**** Rows ****

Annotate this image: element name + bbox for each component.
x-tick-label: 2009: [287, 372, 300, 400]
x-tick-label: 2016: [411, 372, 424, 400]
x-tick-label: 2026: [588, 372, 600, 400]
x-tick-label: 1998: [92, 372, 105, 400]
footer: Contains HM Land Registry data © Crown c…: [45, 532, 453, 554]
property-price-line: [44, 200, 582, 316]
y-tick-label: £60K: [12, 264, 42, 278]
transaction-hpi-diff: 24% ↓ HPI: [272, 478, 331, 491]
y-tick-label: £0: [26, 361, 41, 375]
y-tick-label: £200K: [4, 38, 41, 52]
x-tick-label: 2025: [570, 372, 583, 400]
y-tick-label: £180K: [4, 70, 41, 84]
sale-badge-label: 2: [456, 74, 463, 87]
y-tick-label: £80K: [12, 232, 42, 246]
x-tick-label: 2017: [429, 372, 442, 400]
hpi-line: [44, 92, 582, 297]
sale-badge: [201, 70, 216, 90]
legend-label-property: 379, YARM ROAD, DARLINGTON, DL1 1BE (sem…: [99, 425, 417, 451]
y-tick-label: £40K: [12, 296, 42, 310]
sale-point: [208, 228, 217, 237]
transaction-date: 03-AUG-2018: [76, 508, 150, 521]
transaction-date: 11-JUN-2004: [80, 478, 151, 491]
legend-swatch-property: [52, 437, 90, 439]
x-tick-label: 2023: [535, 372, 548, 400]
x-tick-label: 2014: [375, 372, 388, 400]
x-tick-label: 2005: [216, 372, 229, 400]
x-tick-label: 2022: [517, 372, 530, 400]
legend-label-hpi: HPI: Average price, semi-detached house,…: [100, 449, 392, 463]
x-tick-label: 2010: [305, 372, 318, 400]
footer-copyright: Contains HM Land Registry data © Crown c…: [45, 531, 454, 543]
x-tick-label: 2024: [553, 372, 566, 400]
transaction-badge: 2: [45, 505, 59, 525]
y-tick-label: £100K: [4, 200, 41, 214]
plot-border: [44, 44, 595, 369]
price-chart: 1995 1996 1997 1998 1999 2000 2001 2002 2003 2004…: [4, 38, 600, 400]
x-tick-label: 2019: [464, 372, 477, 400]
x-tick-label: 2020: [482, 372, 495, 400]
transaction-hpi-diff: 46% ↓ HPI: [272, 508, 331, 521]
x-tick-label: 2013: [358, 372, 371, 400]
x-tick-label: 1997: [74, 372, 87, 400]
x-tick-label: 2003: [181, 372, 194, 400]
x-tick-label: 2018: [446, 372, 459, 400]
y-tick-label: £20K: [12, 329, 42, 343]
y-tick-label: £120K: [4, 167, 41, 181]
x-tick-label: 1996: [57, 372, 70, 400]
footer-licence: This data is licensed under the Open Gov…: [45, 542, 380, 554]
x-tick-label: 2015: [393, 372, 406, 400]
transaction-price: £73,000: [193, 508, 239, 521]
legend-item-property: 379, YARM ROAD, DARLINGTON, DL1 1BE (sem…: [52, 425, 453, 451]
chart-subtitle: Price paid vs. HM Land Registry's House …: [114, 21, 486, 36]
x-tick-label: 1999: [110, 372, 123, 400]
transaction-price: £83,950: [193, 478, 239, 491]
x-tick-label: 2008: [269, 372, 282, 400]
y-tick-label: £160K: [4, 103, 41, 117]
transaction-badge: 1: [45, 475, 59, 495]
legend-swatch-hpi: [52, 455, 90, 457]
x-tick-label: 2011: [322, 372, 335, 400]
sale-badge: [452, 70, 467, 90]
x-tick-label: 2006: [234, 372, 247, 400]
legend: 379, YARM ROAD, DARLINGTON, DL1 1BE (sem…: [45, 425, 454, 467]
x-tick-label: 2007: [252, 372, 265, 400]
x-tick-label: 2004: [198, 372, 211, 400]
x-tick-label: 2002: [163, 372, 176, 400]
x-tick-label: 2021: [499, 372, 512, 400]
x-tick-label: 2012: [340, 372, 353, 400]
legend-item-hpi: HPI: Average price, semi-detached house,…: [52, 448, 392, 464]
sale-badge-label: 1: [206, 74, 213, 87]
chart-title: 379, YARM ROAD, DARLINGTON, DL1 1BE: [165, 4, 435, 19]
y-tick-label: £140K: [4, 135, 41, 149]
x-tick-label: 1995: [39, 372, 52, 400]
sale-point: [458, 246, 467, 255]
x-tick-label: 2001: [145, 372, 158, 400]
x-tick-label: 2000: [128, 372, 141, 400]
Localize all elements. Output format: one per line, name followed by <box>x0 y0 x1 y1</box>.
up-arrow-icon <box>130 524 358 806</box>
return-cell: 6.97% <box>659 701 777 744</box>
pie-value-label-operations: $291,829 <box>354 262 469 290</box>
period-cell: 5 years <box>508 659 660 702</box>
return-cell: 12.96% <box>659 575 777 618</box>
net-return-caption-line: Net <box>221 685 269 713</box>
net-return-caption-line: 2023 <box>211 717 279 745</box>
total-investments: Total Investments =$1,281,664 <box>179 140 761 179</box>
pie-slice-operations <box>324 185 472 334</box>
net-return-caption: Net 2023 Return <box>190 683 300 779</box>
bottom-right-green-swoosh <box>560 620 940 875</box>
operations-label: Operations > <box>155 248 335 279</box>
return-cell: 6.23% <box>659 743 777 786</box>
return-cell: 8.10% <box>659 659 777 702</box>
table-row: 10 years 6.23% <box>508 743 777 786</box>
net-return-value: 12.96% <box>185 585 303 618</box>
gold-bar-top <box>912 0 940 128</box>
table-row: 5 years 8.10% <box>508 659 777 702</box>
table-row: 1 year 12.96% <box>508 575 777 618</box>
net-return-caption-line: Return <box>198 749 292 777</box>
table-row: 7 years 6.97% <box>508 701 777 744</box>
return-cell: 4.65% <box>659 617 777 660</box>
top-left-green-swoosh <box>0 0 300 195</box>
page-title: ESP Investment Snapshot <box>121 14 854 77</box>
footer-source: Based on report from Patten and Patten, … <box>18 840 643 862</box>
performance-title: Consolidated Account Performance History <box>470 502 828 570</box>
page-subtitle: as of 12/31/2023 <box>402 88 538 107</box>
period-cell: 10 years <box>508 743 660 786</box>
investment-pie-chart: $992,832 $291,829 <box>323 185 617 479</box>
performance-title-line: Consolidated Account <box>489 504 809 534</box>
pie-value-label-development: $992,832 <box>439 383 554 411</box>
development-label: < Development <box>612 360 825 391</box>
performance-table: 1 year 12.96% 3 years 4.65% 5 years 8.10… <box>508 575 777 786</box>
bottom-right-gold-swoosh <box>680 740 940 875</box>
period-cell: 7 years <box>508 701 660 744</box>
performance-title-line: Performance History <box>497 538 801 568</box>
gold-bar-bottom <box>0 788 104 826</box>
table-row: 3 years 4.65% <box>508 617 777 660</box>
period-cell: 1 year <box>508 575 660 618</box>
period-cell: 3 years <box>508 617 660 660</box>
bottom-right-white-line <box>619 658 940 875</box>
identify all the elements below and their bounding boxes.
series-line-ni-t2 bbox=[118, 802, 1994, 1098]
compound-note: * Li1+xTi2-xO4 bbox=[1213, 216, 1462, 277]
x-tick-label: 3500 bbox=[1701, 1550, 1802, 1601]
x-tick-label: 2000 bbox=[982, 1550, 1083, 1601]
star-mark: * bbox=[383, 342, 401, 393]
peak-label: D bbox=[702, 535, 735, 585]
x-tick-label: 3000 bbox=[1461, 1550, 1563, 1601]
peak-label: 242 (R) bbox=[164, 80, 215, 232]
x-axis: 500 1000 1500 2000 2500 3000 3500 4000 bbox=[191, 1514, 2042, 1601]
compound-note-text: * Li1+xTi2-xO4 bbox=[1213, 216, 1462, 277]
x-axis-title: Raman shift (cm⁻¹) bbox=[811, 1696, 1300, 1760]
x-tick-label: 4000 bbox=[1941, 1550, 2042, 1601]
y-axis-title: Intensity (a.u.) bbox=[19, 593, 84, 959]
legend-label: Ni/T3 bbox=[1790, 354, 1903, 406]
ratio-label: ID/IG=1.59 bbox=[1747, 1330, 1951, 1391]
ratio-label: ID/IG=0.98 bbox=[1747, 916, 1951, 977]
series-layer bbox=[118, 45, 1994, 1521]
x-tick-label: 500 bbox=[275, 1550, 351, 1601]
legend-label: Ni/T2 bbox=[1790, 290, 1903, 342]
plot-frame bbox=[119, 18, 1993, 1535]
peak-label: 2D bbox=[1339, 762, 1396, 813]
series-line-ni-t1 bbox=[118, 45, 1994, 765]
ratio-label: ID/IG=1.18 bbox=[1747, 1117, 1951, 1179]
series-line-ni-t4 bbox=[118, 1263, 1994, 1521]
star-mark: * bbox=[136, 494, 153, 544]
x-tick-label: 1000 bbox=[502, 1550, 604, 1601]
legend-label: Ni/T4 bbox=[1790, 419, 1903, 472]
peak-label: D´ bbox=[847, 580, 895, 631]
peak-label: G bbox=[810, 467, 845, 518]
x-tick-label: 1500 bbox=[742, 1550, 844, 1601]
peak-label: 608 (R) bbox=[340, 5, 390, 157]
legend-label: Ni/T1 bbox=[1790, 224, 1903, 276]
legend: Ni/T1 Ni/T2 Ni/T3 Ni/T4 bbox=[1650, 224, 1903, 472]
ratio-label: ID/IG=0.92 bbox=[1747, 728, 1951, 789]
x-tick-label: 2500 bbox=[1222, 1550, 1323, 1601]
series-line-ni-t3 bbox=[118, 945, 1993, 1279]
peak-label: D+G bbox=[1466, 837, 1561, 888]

****

→ Aim of the task: Please copy out, word for word, the lines of the data above, from the first line through the line containing "transaction-date: 03-AUG-2018: [76, 508, 150, 521]".

→ Result:
Annotate this image: element name + bbox for each component.
x-tick-label: 2009: [287, 372, 300, 400]
x-tick-label: 2016: [411, 372, 424, 400]
x-tick-label: 2026: [588, 372, 600, 400]
x-tick-label: 1998: [92, 372, 105, 400]
footer: Contains HM Land Registry data © Crown c…: [45, 532, 453, 554]
property-price-line: [44, 200, 582, 316]
y-tick-label: £60K: [12, 264, 42, 278]
transaction-hpi-diff: 24% ↓ HPI: [272, 478, 331, 491]
y-tick-label: £0: [26, 361, 41, 375]
y-tick-label: £200K: [4, 38, 41, 52]
x-tick-label: 2025: [570, 372, 583, 400]
y-tick-label: £180K: [4, 70, 41, 84]
sale-badge-label: 2: [456, 74, 463, 87]
y-tick-label: £80K: [12, 232, 42, 246]
x-tick-label: 2017: [429, 372, 442, 400]
hpi-line: [44, 92, 582, 297]
sale-badge: [201, 70, 216, 90]
legend-label-property: 379, YARM ROAD, DARLINGTON, DL1 1BE (sem…: [99, 425, 417, 451]
y-tick-label: £40K: [12, 296, 42, 310]
sale-point: [208, 228, 217, 237]
transaction-date: 03-AUG-2018: [76, 508, 150, 521]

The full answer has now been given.